------ RECORD SET

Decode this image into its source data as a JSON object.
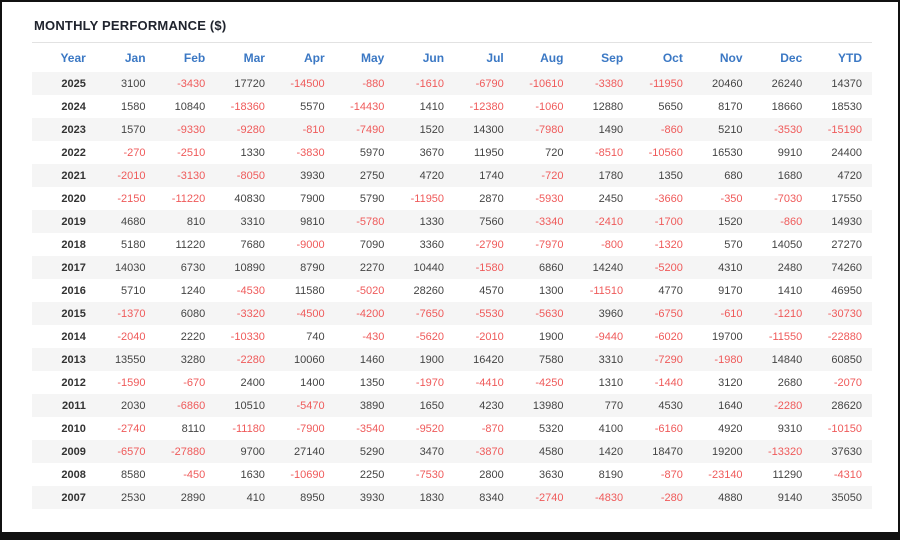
{
  "panel": {
    "title": "MONTHLY PERFORMANCE ($)"
  },
  "colors": {
    "title": "#20242e",
    "header_blue": "#3b78c4",
    "positive": "#444444",
    "negative": "#ef5a5a",
    "row_alt": "#f5f5f5",
    "divider": "#e2e2e2",
    "frame": "#111111",
    "bg": "#ffffff"
  },
  "chart_data": {
    "type": "table",
    "title": "MONTHLY PERFORMANCE ($)",
    "columns": [
      "Year",
      "Jan",
      "Feb",
      "Mar",
      "Apr",
      "May",
      "Jun",
      "Jul",
      "Aug",
      "Sep",
      "Oct",
      "Nov",
      "Dec",
      "YTD"
    ],
    "rows": [
      [
        2025,
        3100,
        -3430,
        17720,
        -14500,
        -880,
        -1610,
        -6790,
        -10610,
        -3380,
        -11950,
        20460,
        26240,
        14370
      ],
      [
        2024,
        1580,
        10840,
        -18360,
        5570,
        -14430,
        1410,
        -12380,
        -1060,
        12880,
        5650,
        8170,
        18660,
        18530
      ],
      [
        2023,
        1570,
        -9330,
        -9280,
        -810,
        -7490,
        1520,
        14300,
        -7980,
        1490,
        -860,
        5210,
        -3530,
        -15190
      ],
      [
        2022,
        -270,
        -2510,
        1330,
        -3830,
        5970,
        3670,
        11950,
        720,
        -8510,
        -10560,
        16530,
        9910,
        24400
      ],
      [
        2021,
        -2010,
        -3130,
        -8050,
        3930,
        2750,
        4720,
        1740,
        -720,
        1780,
        1350,
        680,
        1680,
        4720
      ],
      [
        2020,
        -2150,
        -11220,
        40830,
        7900,
        5790,
        -11950,
        2870,
        -5930,
        2450,
        -3660,
        -350,
        -7030,
        17550
      ],
      [
        2019,
        4680,
        810,
        3310,
        9810,
        -5780,
        1330,
        7560,
        -3340,
        -2410,
        -1700,
        1520,
        -860,
        14930
      ],
      [
        2018,
        5180,
        11220,
        7680,
        -9000,
        7090,
        3360,
        -2790,
        -7970,
        -800,
        -1320,
        570,
        14050,
        27270
      ],
      [
        2017,
        14030,
        6730,
        10890,
        8790,
        2270,
        10440,
        -1580,
        6860,
        14240,
        -5200,
        4310,
        2480,
        74260
      ],
      [
        2016,
        5710,
        1240,
        -4530,
        11580,
        -5020,
        28260,
        4570,
        1300,
        -11510,
        4770,
        9170,
        1410,
        46950
      ],
      [
        2015,
        -1370,
        6080,
        -3320,
        -4500,
        -4200,
        -7650,
        -5530,
        -5630,
        3960,
        -6750,
        -610,
        -1210,
        -30730
      ],
      [
        2014,
        -2040,
        2220,
        -10330,
        740,
        -430,
        -5620,
        -2010,
        1900,
        -9440,
        -6020,
        19700,
        -11550,
        -22880
      ],
      [
        2013,
        13550,
        3280,
        -2280,
        10060,
        1460,
        1900,
        16420,
        7580,
        3310,
        -7290,
        -1980,
        14840,
        60850
      ],
      [
        2012,
        -1590,
        -670,
        2400,
        1400,
        1350,
        -1970,
        -4410,
        -4250,
        1310,
        -1440,
        3120,
        2680,
        -2070
      ],
      [
        2011,
        2030,
        -6860,
        10510,
        -5470,
        3890,
        1650,
        4230,
        13980,
        770,
        4530,
        1640,
        -2280,
        28620
      ],
      [
        2010,
        -2740,
        8110,
        -11180,
        -7900,
        -3540,
        -9520,
        -870,
        5320,
        4100,
        -6160,
        4920,
        9310,
        -10150
      ],
      [
        2009,
        -6570,
        -27880,
        9700,
        27140,
        5290,
        3470,
        -3870,
        4580,
        1420,
        18470,
        19200,
        -13320,
        37630
      ],
      [
        2008,
        8580,
        -450,
        1630,
        -10690,
        2250,
        -7530,
        2800,
        3630,
        8190,
        -870,
        -23140,
        11290,
        -4310
      ],
      [
        2007,
        2530,
        2890,
        410,
        8950,
        3930,
        1830,
        8340,
        -2740,
        -4830,
        -280,
        4880,
        9140,
        35050
      ]
    ]
  }
}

------------

◆ **PROBLEM TO SOLVE**:
Transcribe the listing in full and omit the pictures.

◆ **RIGHT ANSWER**:
Decode this image into its source data as a JSON object.
{
  "panel": {
    "title": "MONTHLY PERFORMANCE ($)"
  },
  "colors": {
    "title": "#20242e",
    "header_blue": "#3b78c4",
    "positive": "#444444",
    "negative": "#ef5a5a",
    "row_alt": "#f5f5f5",
    "divider": "#e2e2e2",
    "frame": "#111111",
    "bg": "#ffffff"
  },
  "chart_data": {
    "type": "table",
    "title": "MONTHLY PERFORMANCE ($)",
    "columns": [
      "Year",
      "Jan",
      "Feb",
      "Mar",
      "Apr",
      "May",
      "Jun",
      "Jul",
      "Aug",
      "Sep",
      "Oct",
      "Nov",
      "Dec",
      "YTD"
    ],
    "rows": [
      [
        2025,
        3100,
        -3430,
        17720,
        -14500,
        -880,
        -1610,
        -6790,
        -10610,
        -3380,
        -11950,
        20460,
        26240,
        14370
      ],
      [
        2024,
        1580,
        10840,
        -18360,
        5570,
        -14430,
        1410,
        -12380,
        -1060,
        12880,
        5650,
        8170,
        18660,
        18530
      ],
      [
        2023,
        1570,
        -9330,
        -9280,
        -810,
        -7490,
        1520,
        14300,
        -7980,
        1490,
        -860,
        5210,
        -3530,
        -15190
      ],
      [
        2022,
        -270,
        -2510,
        1330,
        -3830,
        5970,
        3670,
        11950,
        720,
        -8510,
        -10560,
        16530,
        9910,
        24400
      ],
      [
        2021,
        -2010,
        -3130,
        -8050,
        3930,
        2750,
        4720,
        1740,
        -720,
        1780,
        1350,
        680,
        1680,
        4720
      ],
      [
        2020,
        -2150,
        -11220,
        40830,
        7900,
        5790,
        -11950,
        2870,
        -5930,
        2450,
        -3660,
        -350,
        -7030,
        17550
      ],
      [
        2019,
        4680,
        810,
        3310,
        9810,
        -5780,
        1330,
        7560,
        -3340,
        -2410,
        -1700,
        1520,
        -860,
        14930
      ],
      [
        2018,
        5180,
        11220,
        7680,
        -9000,
        7090,
        3360,
        -2790,
        -7970,
        -800,
        -1320,
        570,
        14050,
        27270
      ],
      [
        2017,
        14030,
        6730,
        10890,
        8790,
        2270,
        10440,
        -1580,
        6860,
        14240,
        -5200,
        4310,
        2480,
        74260
      ],
      [
        2016,
        5710,
        1240,
        -4530,
        11580,
        -5020,
        28260,
        4570,
        1300,
        -11510,
        4770,
        9170,
        1410,
        46950
      ],
      [
        2015,
        -1370,
        6080,
        -3320,
        -4500,
        -4200,
        -7650,
        -5530,
        -5630,
        3960,
        -6750,
        -610,
        -1210,
        -30730
      ],
      [
        2014,
        -2040,
        2220,
        -10330,
        740,
        -430,
        -5620,
        -2010,
        1900,
        -9440,
        -6020,
        19700,
        -11550,
        -22880
      ],
      [
        2013,
        13550,
        3280,
        -2280,
        10060,
        1460,
        1900,
        16420,
        7580,
        3310,
        -7290,
        -1980,
        14840,
        60850
      ],
      [
        2012,
        -1590,
        -670,
        2400,
        1400,
        1350,
        -1970,
        -4410,
        -4250,
        1310,
        -1440,
        3120,
        2680,
        -2070
      ],
      [
        2011,
        2030,
        -6860,
        10510,
        -5470,
        3890,
        1650,
        4230,
        13980,
        770,
        4530,
        1640,
        -2280,
        28620
      ],
      [
        2010,
        -2740,
        8110,
        -11180,
        -7900,
        -3540,
        -9520,
        -870,
        5320,
        4100,
        -6160,
        4920,
        9310,
        -10150
      ],
      [
        2009,
        -6570,
        -27880,
        9700,
        27140,
        5290,
        3470,
        -3870,
        4580,
        1420,
        18470,
        19200,
        -13320,
        37630
      ],
      [
        2008,
        8580,
        -450,
        1630,
        -10690,
        2250,
        -7530,
        2800,
        3630,
        8190,
        -870,
        -23140,
        11290,
        -4310
      ],
      [
        2007,
        2530,
        2890,
        410,
        8950,
        3930,
        1830,
        8340,
        -2740,
        -4830,
        -280,
        4880,
        9140,
        35050
      ]
    ]
  }
}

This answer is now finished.